• **WHAT THE TASK ASKS**: Select every line containing the word "icon" from the material, and copy those lines.

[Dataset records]

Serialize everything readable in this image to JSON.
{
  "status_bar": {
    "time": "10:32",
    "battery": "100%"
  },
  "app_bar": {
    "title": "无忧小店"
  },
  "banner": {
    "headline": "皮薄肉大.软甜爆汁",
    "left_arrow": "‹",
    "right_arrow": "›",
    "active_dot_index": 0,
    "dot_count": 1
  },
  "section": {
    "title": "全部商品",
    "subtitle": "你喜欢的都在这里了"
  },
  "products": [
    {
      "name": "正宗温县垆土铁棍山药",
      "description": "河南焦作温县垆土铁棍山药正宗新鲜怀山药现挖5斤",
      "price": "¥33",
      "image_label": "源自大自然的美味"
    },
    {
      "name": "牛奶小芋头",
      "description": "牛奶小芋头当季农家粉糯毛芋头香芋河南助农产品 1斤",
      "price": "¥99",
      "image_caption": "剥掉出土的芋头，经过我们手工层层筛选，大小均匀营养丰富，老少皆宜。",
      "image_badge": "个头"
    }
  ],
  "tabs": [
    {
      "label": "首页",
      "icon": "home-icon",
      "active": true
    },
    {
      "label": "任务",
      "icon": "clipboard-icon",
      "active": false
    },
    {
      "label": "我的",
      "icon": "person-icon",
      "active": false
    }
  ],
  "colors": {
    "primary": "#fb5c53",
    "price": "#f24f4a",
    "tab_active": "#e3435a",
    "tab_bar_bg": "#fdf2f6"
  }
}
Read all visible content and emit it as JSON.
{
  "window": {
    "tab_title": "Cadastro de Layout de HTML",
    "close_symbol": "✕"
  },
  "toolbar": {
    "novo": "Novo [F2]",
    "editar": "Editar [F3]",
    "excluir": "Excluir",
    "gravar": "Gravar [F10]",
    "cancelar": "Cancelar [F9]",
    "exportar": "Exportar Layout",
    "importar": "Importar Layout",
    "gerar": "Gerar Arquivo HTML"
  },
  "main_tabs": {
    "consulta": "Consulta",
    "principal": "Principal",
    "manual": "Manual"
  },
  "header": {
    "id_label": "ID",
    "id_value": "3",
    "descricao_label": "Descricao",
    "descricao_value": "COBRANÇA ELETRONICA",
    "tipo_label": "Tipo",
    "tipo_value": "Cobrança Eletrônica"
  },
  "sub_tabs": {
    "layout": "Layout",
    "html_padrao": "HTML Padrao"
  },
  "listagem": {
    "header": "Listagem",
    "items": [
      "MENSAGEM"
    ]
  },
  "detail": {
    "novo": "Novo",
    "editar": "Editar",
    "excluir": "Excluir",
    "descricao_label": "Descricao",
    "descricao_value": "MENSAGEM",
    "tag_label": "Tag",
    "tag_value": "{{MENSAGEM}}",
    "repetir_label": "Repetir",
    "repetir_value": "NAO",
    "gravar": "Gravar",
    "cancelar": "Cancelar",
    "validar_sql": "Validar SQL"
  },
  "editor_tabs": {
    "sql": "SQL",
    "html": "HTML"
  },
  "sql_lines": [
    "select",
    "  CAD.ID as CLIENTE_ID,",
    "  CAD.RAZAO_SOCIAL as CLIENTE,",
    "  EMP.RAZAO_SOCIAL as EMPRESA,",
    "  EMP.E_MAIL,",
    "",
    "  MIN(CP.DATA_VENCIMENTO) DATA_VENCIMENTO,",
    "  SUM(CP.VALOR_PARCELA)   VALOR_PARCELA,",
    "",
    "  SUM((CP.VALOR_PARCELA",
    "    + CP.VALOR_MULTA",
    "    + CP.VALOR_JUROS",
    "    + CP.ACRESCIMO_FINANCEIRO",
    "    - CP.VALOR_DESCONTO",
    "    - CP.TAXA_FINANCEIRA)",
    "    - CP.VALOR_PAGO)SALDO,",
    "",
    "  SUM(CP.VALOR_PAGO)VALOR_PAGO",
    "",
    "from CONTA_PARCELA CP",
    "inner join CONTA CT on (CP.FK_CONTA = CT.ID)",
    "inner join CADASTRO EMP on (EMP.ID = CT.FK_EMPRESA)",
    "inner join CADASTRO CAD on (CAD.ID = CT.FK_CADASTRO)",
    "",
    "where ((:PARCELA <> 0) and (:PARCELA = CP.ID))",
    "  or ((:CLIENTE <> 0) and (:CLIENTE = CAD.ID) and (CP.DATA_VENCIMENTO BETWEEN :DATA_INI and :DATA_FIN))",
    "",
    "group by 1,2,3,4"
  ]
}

• **ANSWER TO THE EXERCISE**:
      "icon": "home-icon",
      "icon": "clipboard-icon",
      "icon": "person-icon",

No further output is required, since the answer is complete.